◆ Task directions ◆
Read the data and repeat it in full, exactly.

◆ Recorded data ◆

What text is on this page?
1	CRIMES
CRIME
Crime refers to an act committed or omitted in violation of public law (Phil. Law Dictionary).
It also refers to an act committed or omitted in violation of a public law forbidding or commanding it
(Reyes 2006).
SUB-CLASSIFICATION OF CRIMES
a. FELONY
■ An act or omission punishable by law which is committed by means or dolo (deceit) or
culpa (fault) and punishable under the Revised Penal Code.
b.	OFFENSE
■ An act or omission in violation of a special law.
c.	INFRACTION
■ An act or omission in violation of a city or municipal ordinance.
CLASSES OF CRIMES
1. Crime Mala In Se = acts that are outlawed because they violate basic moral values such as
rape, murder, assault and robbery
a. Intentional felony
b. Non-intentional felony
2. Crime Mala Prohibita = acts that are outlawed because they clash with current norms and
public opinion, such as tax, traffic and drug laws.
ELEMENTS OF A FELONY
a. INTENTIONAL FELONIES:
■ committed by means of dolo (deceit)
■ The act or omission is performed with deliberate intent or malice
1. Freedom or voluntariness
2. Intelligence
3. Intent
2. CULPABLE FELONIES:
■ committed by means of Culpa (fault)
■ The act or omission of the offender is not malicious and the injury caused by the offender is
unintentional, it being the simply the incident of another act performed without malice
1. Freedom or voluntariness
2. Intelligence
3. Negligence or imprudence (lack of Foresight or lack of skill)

◆ Correct answer ◆
What text is on this page?
1	CRIMES
CRIME
Crime refers to an act committed or omitted in violation of public law (Phil. Law Dictionary).
It also refers to an act committed or omitted in violation of a public law forbidding or commanding it
(Reyes 2006).
SUB-CLASSIFICATION OF CRIMES
a. FELONY
■ An act or omission punishable by law which is committed by means or dolo (deceit) or
culpa (fault) and punishable under the Revised Penal Code.
b.	OFFENSE
■ An act or omission in violation of a special law.
c.	INFRACTION
■ An act or omission in violation of a city or municipal ordinance.
CLASSES OF CRIMES
1. Crime Mala In Se = acts that are outlawed because they violate basic moral values such as
rape, murder, assault and robbery
a. Intentional felony
b. Non-intentional felony
2. Crime Mala Prohibita = acts that are outlawed because they clash with current norms and
public opinion, such as tax, traffic and drug laws.
ELEMENTS OF A FELONY
a. INTENTIONAL FELONIES:
■ committed by means of dolo (deceit)
■ The act or omission is performed with deliberate intent or malice
1. Freedom or voluntariness
2. Intelligence
3. Intent
2. CULPABLE FELONIES:
■ committed by means of Culpa (fault)
■ The act or omission of the offender is not malicious and the injury caused by the offender is
unintentional, it being the simply the incident of another act performed without malice
1. Freedom or voluntariness
2. Intelligence
3. Negligence or imprudence (lack of Foresight or lack of skill)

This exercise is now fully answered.